» **Exercise prompt**:
Gather every line below that contains the string "unit", and copy each one. Letter case counts.
[start]
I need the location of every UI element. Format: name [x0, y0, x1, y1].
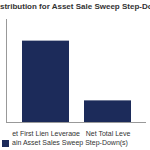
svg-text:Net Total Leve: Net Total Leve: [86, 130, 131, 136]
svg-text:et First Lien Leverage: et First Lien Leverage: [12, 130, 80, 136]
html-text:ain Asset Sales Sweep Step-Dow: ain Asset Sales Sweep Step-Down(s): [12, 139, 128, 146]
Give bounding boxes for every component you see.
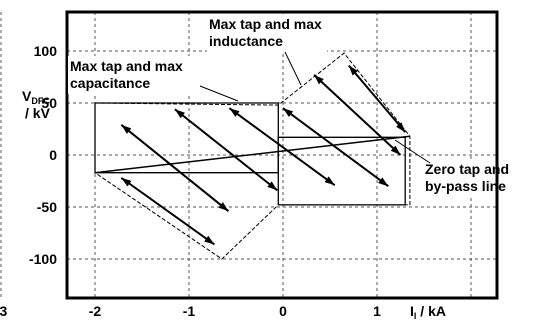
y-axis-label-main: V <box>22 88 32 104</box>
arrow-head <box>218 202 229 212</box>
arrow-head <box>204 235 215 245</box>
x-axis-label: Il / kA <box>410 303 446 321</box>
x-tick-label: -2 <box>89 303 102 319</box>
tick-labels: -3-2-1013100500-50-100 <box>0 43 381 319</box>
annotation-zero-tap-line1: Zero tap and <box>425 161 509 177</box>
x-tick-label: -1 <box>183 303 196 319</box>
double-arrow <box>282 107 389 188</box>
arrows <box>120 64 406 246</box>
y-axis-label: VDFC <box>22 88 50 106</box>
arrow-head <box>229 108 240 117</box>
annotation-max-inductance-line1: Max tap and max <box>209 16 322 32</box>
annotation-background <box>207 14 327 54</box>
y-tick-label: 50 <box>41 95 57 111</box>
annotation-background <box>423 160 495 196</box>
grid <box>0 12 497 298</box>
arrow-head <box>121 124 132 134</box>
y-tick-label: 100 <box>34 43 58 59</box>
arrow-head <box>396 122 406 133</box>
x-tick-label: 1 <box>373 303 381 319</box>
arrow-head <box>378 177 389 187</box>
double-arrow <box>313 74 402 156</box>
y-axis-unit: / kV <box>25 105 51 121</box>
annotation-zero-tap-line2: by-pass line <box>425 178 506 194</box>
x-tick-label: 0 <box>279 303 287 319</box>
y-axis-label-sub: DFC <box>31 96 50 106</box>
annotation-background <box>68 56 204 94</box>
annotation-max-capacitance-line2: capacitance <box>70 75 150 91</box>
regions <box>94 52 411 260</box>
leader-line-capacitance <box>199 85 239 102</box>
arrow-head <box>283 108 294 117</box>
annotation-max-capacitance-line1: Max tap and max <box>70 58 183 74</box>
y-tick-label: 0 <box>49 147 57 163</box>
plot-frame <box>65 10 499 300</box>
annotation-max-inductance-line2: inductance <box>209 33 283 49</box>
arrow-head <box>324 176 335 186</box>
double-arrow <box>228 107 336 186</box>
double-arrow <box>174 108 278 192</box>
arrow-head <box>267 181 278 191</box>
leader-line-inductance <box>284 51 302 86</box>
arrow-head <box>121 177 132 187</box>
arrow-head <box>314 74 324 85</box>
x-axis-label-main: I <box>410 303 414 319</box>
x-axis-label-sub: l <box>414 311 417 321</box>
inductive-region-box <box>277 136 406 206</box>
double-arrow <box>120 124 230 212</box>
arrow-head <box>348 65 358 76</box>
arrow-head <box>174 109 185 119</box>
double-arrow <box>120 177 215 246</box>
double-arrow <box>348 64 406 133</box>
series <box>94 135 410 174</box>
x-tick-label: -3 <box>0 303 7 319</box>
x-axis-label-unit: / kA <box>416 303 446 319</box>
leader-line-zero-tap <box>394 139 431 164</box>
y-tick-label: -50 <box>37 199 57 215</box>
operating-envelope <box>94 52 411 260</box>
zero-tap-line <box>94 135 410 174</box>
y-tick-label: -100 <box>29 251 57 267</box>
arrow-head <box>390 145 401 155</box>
[end]
» **Problem solution**:
y-axis-unit: / kV <box>25 105 51 121</box>
x-axis-label-unit: / kA <box>416 303 446 319</box>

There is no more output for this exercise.